* START Records supplied *

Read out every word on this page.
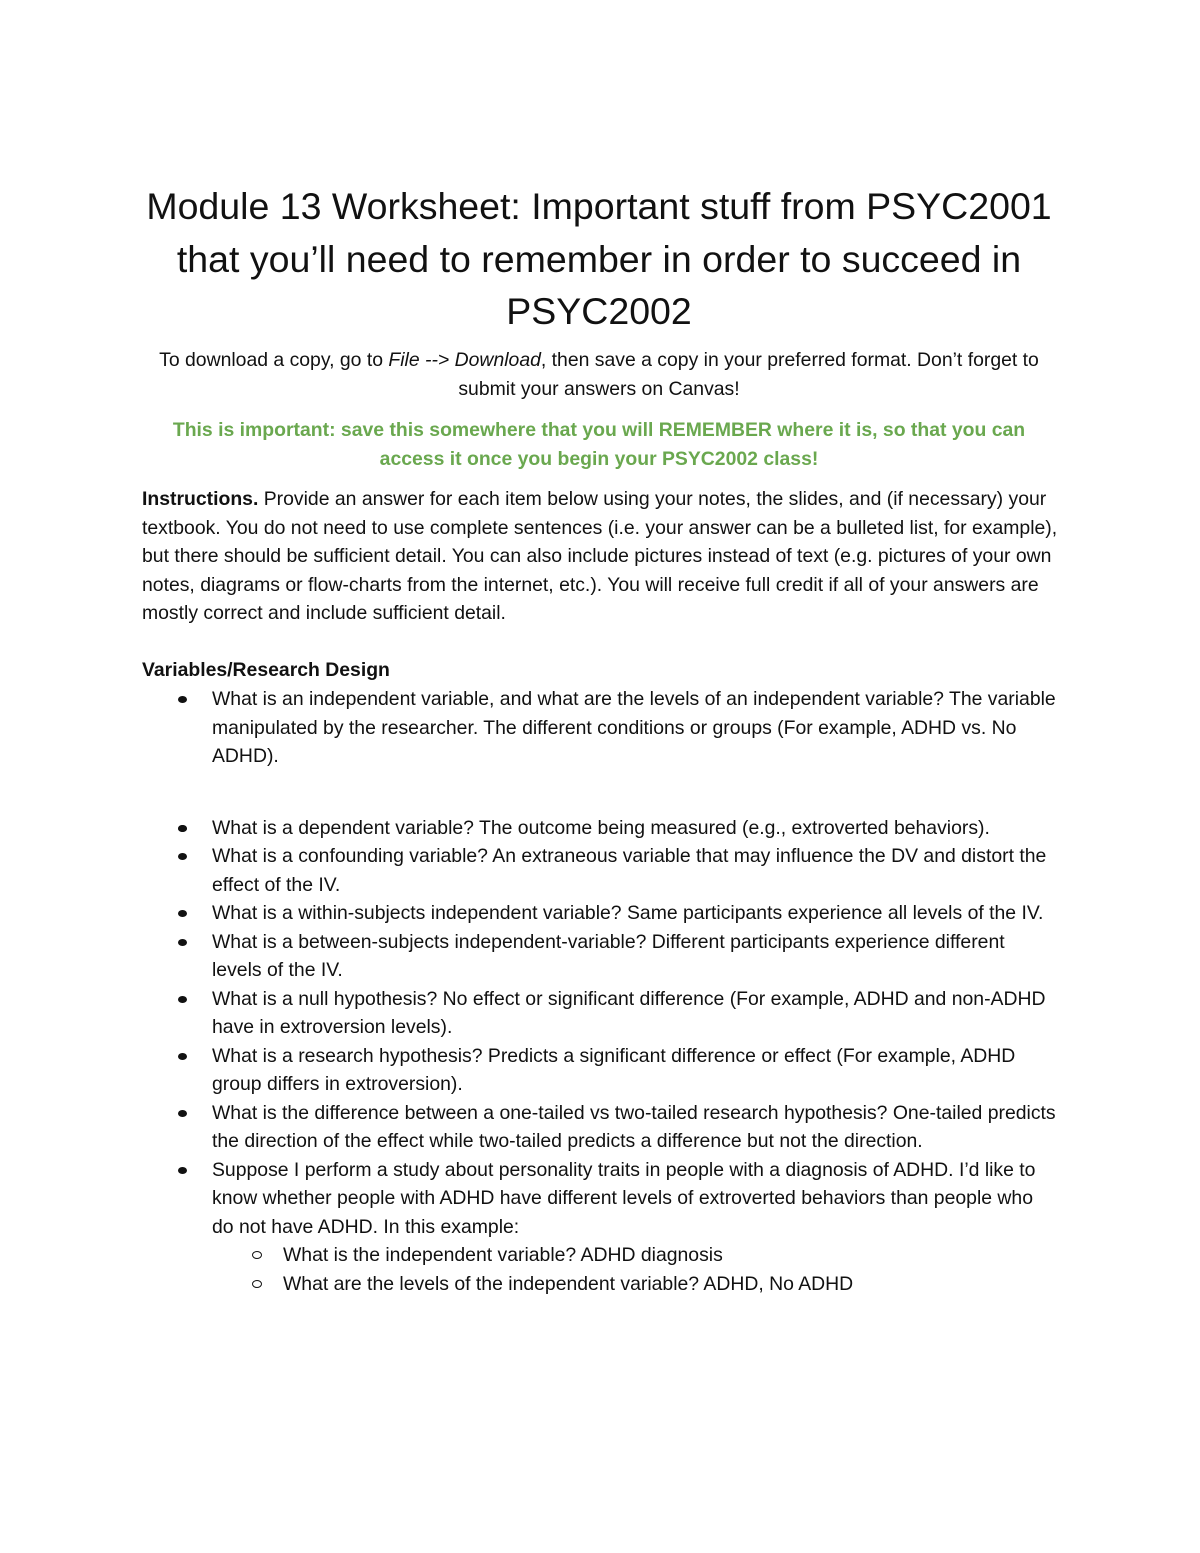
Module 13 Worksheet: Important stuff from PSYC2001 that you’ll need to remember in order to succeed in PSYC2002

To download a copy, go to File --> Download, then save a copy in your preferred format. Don’t forget to submit your answers on Canvas!

This is important: save this somewhere that you will REMEMBER where it is, so that you can access it once you begin your PSYC2002 class!

Instructions. Provide an answer for each item below using your notes, the slides, and (if necessary) your textbook. You do not need to use complete sentences (i.e. your answer can be a bulleted list, for example), but there should be sufficient detail. You can also include pictures instead of text (e.g. pictures of your own notes, diagrams or flow-charts from the internet, etc.). You will receive full credit if all of your answers are mostly correct and include sufficient detail.

Variables/Research Design
What is an independent variable, and what are the levels of an independent variable? The variable manipulated by the researcher. The different conditions or groups (For example, ADHD vs. No ADHD).
What is a dependent variable? The outcome being measured (e.g., extroverted behaviors).
What is a confounding variable? An extraneous variable that may influence the DV and distort the effect of the IV.
What is a within-subjects independent variable? Same participants experience all levels of the IV.
What is a between-subjects independent-variable? Different participants experience different levels of the IV.
What is a null hypothesis? No effect or significant difference (For example, ADHD and non-ADHD have in extroversion levels).
What is a research hypothesis? Predicts a significant difference or effect (For example, ADHD group differs in extroversion).
What is the difference between a one-tailed vs two-tailed research hypothesis? One-tailed predicts the direction of the effect while two-tailed predicts a difference but not the direction.
Suppose I perform a study about personality traits in people with a diagnosis of ADHD. I’d like to know whether people with ADHD have different levels of extroverted behaviors than people who do not have ADHD. In this example:
What is the independent variable? ADHD diagnosis
What are the levels of the independent variable? ADHD, No ADHD
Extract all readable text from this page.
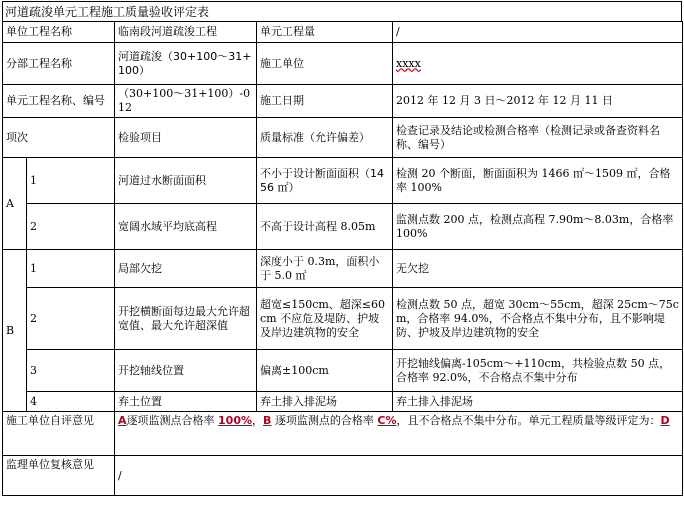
河道疏浚单元工程施工质量验收评定表
单位工程名称		临南段河道疏浚工程	单元工程量	/
分部工程名称		河道疏浚（30+100～31+100）	施工单位	xxxx
单元工程名称、编号		（30+100～31+100）-012	施工日期	2012 年 12 月 3 日～2012 年 12 月 11 日
项次		检验项目	质量标准（允许偏差）	检查记录及结论或检测合格率（检测记录或备查资料名称、编号）
A	1	河道过水断面面积	不小于设计断面面积（1456 ㎡）	检测 20 个断面，断面面积为 1466 ㎡～1509 ㎡，合格率 100%
	2	宽阔水域平均底高程	不高于设计高程 8.05m	监测点数 200 点，检测点高程 7.90m～8.03m，合格率 100%
B	1	局部欠挖	深度小于 0.3m，面积小于 5.0 ㎡	无欠挖
	2	开挖横断面每边最大允许超宽值、最大允许超深值	超宽≤150cm、超深≤60cm 不应危及堤防、护坡及岸边建筑物的安全	检测点数 50 点，超宽 30cm～55cm，超深 25cm～75cm，合格率 94.0%，不合格点不集中分布，且不影响堤防、护坡及岸边建筑物的安全
	3	开挖轴线位置	偏离±100cm	开挖轴线偏离-105cm～+110cm，共检验点数 50 点，合格率 92.0%，不合格点不集中分布
	4	弃土位置	弃土排入排泥场	弃土排入排泥场
施工单位自评意见		A逐项监测点合格率 100%，B 逐项监测点的合格率 C%，且不合格点不集中分布。单元工程质量等级评定为：D		
监理单位复核意见		/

* END Records supplied *

What is required
Give only the number of lines in the entries above that hold the string "experience".

Written solution
2